* [What the task asks]: Copy out every record below with complete accuracy.

----- Provided information

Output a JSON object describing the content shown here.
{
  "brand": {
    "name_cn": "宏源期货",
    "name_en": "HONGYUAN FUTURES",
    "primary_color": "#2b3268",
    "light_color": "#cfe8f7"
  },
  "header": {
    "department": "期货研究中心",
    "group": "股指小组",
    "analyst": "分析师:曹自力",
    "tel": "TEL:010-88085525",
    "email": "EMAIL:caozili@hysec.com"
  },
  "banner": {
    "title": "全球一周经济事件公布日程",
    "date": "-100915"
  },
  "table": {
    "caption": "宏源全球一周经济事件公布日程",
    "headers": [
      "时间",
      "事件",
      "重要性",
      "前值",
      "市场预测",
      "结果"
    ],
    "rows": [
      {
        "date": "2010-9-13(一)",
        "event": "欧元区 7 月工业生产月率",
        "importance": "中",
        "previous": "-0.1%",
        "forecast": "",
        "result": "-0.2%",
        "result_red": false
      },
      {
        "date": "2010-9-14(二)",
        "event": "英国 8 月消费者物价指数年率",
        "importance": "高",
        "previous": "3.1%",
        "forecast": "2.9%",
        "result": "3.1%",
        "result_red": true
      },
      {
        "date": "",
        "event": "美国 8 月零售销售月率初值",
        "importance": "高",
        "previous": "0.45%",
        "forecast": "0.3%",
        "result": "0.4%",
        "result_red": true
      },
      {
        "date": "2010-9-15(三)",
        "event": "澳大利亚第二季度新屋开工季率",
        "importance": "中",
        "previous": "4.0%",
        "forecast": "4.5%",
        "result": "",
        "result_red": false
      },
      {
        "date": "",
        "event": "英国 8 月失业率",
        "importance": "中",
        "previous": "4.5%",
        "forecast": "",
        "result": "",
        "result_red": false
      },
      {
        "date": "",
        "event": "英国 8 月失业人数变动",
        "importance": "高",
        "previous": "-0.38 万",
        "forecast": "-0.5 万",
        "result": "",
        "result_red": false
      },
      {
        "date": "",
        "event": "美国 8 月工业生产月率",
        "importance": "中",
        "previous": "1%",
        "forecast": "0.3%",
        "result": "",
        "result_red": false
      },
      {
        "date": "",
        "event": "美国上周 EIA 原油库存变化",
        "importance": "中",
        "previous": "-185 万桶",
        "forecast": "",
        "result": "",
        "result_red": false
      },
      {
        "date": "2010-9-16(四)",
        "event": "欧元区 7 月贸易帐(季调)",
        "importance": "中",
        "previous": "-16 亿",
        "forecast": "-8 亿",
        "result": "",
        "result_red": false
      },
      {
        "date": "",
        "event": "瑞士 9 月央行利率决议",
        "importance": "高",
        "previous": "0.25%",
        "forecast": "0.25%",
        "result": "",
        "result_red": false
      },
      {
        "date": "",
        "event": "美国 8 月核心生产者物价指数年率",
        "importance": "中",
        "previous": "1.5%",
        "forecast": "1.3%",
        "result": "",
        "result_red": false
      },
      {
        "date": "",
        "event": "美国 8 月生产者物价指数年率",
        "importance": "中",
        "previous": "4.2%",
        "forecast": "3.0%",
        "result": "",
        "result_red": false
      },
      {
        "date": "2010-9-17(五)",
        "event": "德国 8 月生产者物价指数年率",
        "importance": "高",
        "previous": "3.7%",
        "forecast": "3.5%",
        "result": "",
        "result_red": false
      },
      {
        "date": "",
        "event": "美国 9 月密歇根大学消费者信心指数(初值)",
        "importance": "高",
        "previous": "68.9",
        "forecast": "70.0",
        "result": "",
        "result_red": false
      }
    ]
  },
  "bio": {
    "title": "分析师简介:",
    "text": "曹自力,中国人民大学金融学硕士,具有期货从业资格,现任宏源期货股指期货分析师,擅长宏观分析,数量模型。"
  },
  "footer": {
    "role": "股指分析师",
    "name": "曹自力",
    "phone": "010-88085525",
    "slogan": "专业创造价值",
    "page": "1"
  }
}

----------

* [Reply]:
Output a JSON object describing the content shown here.
{
  "brand": {
    "name_cn": "宏源期货",
    "name_en": "HONGYUAN FUTURES",
    "primary_color": "#2b3268",
    "light_color": "#cfe8f7"
  },
  "header": {
    "department": "期货研究中心",
    "group": "股指小组",
    "analyst": "分析师:曹自力",
    "tel": "TEL:010-88085525",
    "email": "EMAIL:caozili@hysec.com"
  },
  "banner": {
    "title": "全球一周经济事件公布日程",
    "date": "-100915"
  },
  "table": {
    "caption": "宏源全球一周经济事件公布日程",
    "headers": [
      "时间",
      "事件",
      "重要性",
      "前值",
      "市场预测",
      "结果"
    ],
    "rows": [
      {
        "date": "2010-9-13(一)",
        "event": "欧元区 7 月工业生产月率",
        "importance": "中",
        "previous": "-0.1%",
        "forecast": "",
        "result": "-0.2%",
        "result_red": false
      },
      {
        "date": "2010-9-14(二)",
        "event": "英国 8 月消费者物价指数年率",
        "importance": "高",
        "previous": "3.1%",
        "forecast": "2.9%",
        "result": "3.1%",
        "result_red": true
      },
      {
        "date": "",
        "event": "美国 8 月零售销售月率初值",
        "importance": "高",
        "previous": "0.45%",
        "forecast": "0.3%",
        "result": "0.4%",
        "result_red": true
      },
      {
        "date": "2010-9-15(三)",
        "event": "澳大利亚第二季度新屋开工季率",
        "importance": "中",
        "previous": "4.0%",
        "forecast": "4.5%",
        "result": "",
        "result_red": false
      },
      {
        "date": "",
        "event": "英国 8 月失业率",
        "importance": "中",
        "previous": "4.5%",
        "forecast": "",
        "result": "",
        "result_red": false
      },
      {
        "date": "",
        "event": "英国 8 月失业人数变动",
        "importance": "高",
        "previous": "-0.38 万",
        "forecast": "-0.5 万",
        "result": "",
        "result_red": false
      },
      {
        "date": "",
        "event": "美国 8 月工业生产月率",
        "importance": "中",
        "previous": "1%",
        "forecast": "0.3%",
        "result": "",
        "result_red": false
      },
      {
        "date": "",
        "event": "美国上周 EIA 原油库存变化",
        "importance": "中",
        "previous": "-185 万桶",
        "forecast": "",
        "result": "",
        "result_red": false
      },
      {
        "date": "2010-9-16(四)",
        "event": "欧元区 7 月贸易帐(季调)",
        "importance": "中",
        "previous": "-16 亿",
        "forecast": "-8 亿",
        "result": "",
        "result_red": false
      },
      {
        "date": "",
        "event": "瑞士 9 月央行利率决议",
        "importance": "高",
        "previous": "0.25%",
        "forecast": "0.25%",
        "result": "",
        "result_red": false
      },
      {
        "date": "",
        "event": "美国 8 月核心生产者物价指数年率",
        "importance": "中",
        "previous": "1.5%",
        "forecast": "1.3%",
        "result": "",
        "result_red": false
      },
      {
        "date": "",
        "event": "美国 8 月生产者物价指数年率",
        "importance": "中",
        "previous": "4.2%",
        "forecast": "3.0%",
        "result": "",
        "result_red": false
      },
      {
        "date": "2010-9-17(五)",
        "event": "德国 8 月生产者物价指数年率",
        "importance": "高",
        "previous": "3.7%",
        "forecast": "3.5%",
        "result": "",
        "result_red": false
      },
      {
        "date": "",
        "event": "美国 9 月密歇根大学消费者信心指数(初值)",
        "importance": "高",
        "previous": "68.9",
        "forecast": "70.0",
        "result": "",
        "result_red": false
      }
    ]
  },
  "bio": {
    "title": "分析师简介:",
    "text": "曹自力,中国人民大学金融学硕士,具有期货从业资格,现任宏源期货股指期货分析师,擅长宏观分析,数量模型。"
  },
  "footer": {
    "role": "股指分析师",
    "name": "曹自力",
    "phone": "010-88085525",
    "slogan": "专业创造价值",
    "page": "1"
  }
}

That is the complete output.